▶ **REQUIREMENTS**:
Give the data below again exactly as written, without its pictures.

▶ **GIVEN RECORDS**:
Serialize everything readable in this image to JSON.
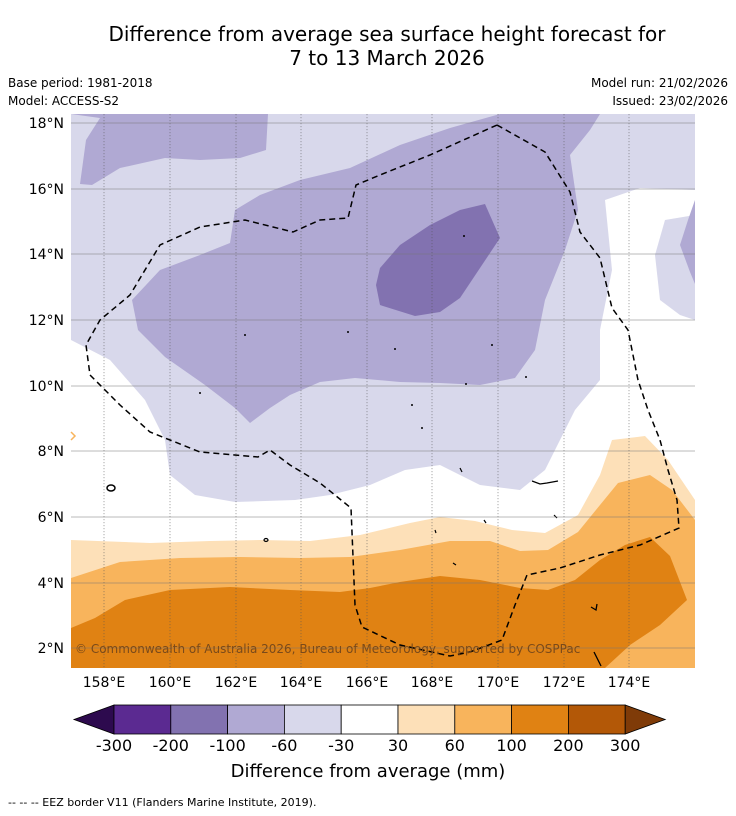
{
  "title": {
    "line1": "Difference from average sea surface height forecast for",
    "line2": "7 to 13 March 2026"
  },
  "meta": {
    "base_period": "Base period: 1981-2018",
    "model": "Model: ACCESS-S2",
    "model_run": "Model run: 21/02/2026",
    "issued": "Issued: 23/02/2026"
  },
  "map": {
    "lat_labels": [
      "18°N",
      "16°N",
      "14°N",
      "12°N",
      "10°N",
      "8°N",
      "6°N",
      "4°N",
      "2°N"
    ],
    "lon_labels": [
      "158°E",
      "160°E",
      "162°E",
      "164°E",
      "166°E",
      "168°E",
      "170°E",
      "172°E",
      "174°E"
    ],
    "copyright": "© Commonwealth of Australia 2026, Bureau of Meteorology, supported by COSPPac"
  },
  "colorbar": {
    "colors": [
      "#2d0a4e",
      "#5b2a91",
      "#8272b0",
      "#b0a9d3",
      "#d8d8eb",
      "#ffffff",
      "#fde0b8",
      "#f8b45c",
      "#e08213",
      "#b35807",
      "#7f3b08"
    ],
    "tick_labels": [
      "-300",
      "-200",
      "-100",
      "-60",
      "-30",
      "30",
      "60",
      "100",
      "200",
      "300"
    ],
    "label": "Difference from average (mm)"
  },
  "footer": {
    "eez_note": "--  --  -- EEZ border V11 (Flanders Marine Institute, 2019)."
  }
}
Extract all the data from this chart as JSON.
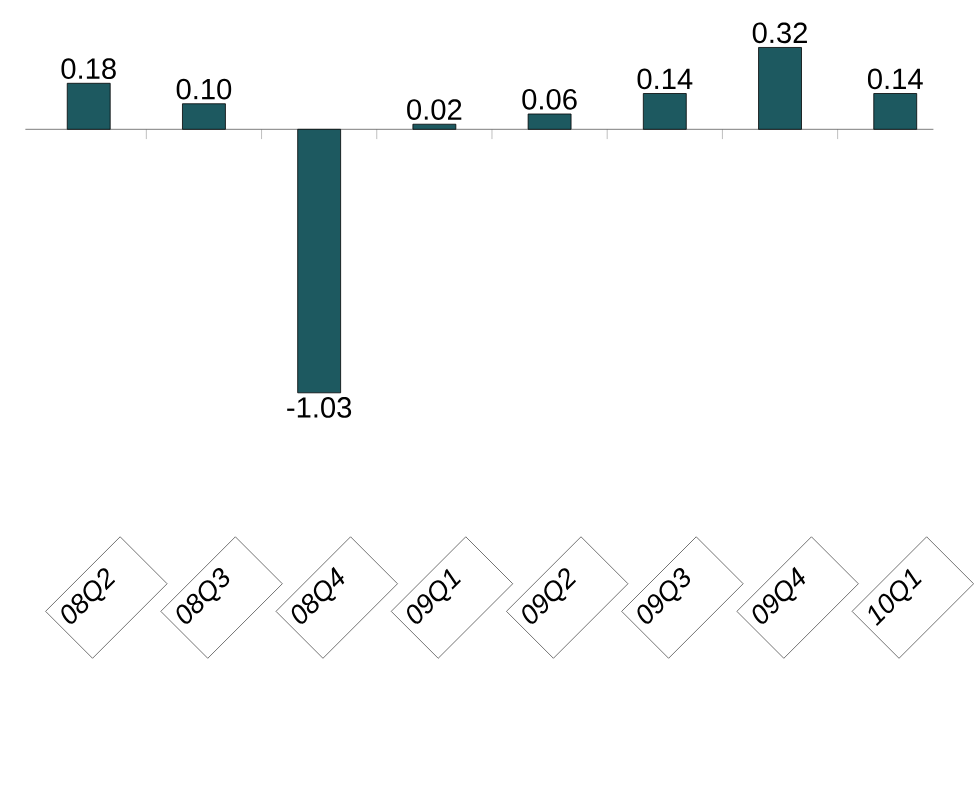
{
  "chart_data": {
    "type": "bar",
    "categories": [
      "08Q2",
      "08Q3",
      "08Q4",
      "09Q1",
      "09Q2",
      "09Q3",
      "09Q4",
      "10Q1"
    ],
    "values": [
      0.18,
      0.1,
      -1.03,
      0.02,
      0.06,
      0.14,
      0.32,
      0.14
    ],
    "value_labels": [
      "0.18",
      "0.10",
      "-1.03",
      "0.02",
      "0.06",
      "0.14",
      "0.32",
      "0.14"
    ],
    "color": "#1d5960"
  }
}
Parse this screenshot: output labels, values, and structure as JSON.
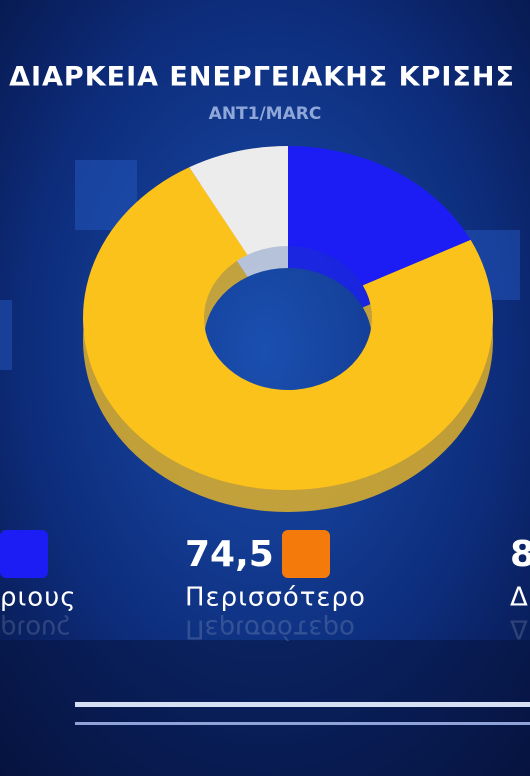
{
  "chart_data": {
    "type": "pie",
    "title": "ΔΙΑΡΚΕΙΑ ΕΝΕΡΓΕΙΑΚΗΣ ΚΡΙΣΗΣ",
    "subtitle": "ANT1/MARC",
    "categories": [
      "ριους",
      "Περισσότερο",
      "Δ"
    ],
    "values": [
      17.5,
      74.5,
      8
    ],
    "value_labels": [
      null,
      "74,5",
      "8"
    ],
    "colors": [
      "#1c1cf5",
      "#fcc21c",
      "#ececec"
    ],
    "legend_colors": [
      "#1c1cf5",
      "#f57a0c",
      "#ececec"
    ],
    "donut": true
  }
}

▶ **PROBLEM SOLUTION**:
Serialize everything readable in this image to JSON.
{
  "title": {
    "line1": "Difference from average sea surface height forecast for",
    "line2": "7 to 13 March 2026"
  },
  "meta": {
    "base_period": "Base period: 1981-2018",
    "model": "Model: ACCESS-S2",
    "model_run": "Model run: 21/02/2026",
    "issued": "Issued: 23/02/2026"
  },
  "map": {
    "lat_labels": [
      "18°N",
      "16°N",
      "14°N",
      "12°N",
      "10°N",
      "8°N",
      "6°N",
      "4°N",
      "2°N"
    ],
    "lon_labels": [
      "158°E",
      "160°E",
      "162°E",
      "164°E",
      "166°E",
      "168°E",
      "170°E",
      "172°E",
      "174°E"
    ],
    "copyright": "© Commonwealth of Australia 2026, Bureau of Meteorology, supported by COSPPac"
  },
  "colorbar": {
    "colors": [
      "#2d0a4e",
      "#5b2a91",
      "#8272b0",
      "#b0a9d3",
      "#d8d8eb",
      "#ffffff",
      "#fde0b8",
      "#f8b45c",
      "#e08213",
      "#b35807",
      "#7f3b08"
    ],
    "tick_labels": [
      "-300",
      "-200",
      "-100",
      "-60",
      "-30",
      "30",
      "60",
      "100",
      "200",
      "300"
    ],
    "label": "Difference from average (mm)"
  },
  "footer": {
    "eez_note": "--  --  -- EEZ border V11 (Flanders Marine Institute, 2019)."
  }
}
Extract all the data from this chart as JSON.
{
  "chart_data": {
    "type": "bar",
    "categories": [
      "08Q2",
      "08Q3",
      "08Q4",
      "09Q1",
      "09Q2",
      "09Q3",
      "09Q4",
      "10Q1"
    ],
    "values": [
      0.18,
      0.1,
      -1.03,
      0.02,
      0.06,
      0.14,
      0.32,
      0.14
    ],
    "value_labels": [
      "0.18",
      "0.10",
      "-1.03",
      "0.02",
      "0.06",
      "0.14",
      "0.32",
      "0.14"
    ],
    "color": "#1d5960"
  }
}
Parse this screenshot: output labels, values, and structure as JSON.
{
  "chart_data": {
    "type": "pie",
    "title": "ΔΙΑΡΚΕΙΑ ΕΝΕΡΓΕΙΑΚΗΣ ΚΡΙΣΗΣ",
    "subtitle": "ANT1/MARC",
    "categories": [
      "ριους",
      "Περισσότερο",
      "Δ"
    ],
    "values": [
      17.5,
      74.5,
      8
    ],
    "value_labels": [
      null,
      "74,5",
      "8"
    ],
    "colors": [
      "#1c1cf5",
      "#fcc21c",
      "#ececec"
    ],
    "legend_colors": [
      "#1c1cf5",
      "#f57a0c",
      "#ececec"
    ],
    "donut": true
  }
}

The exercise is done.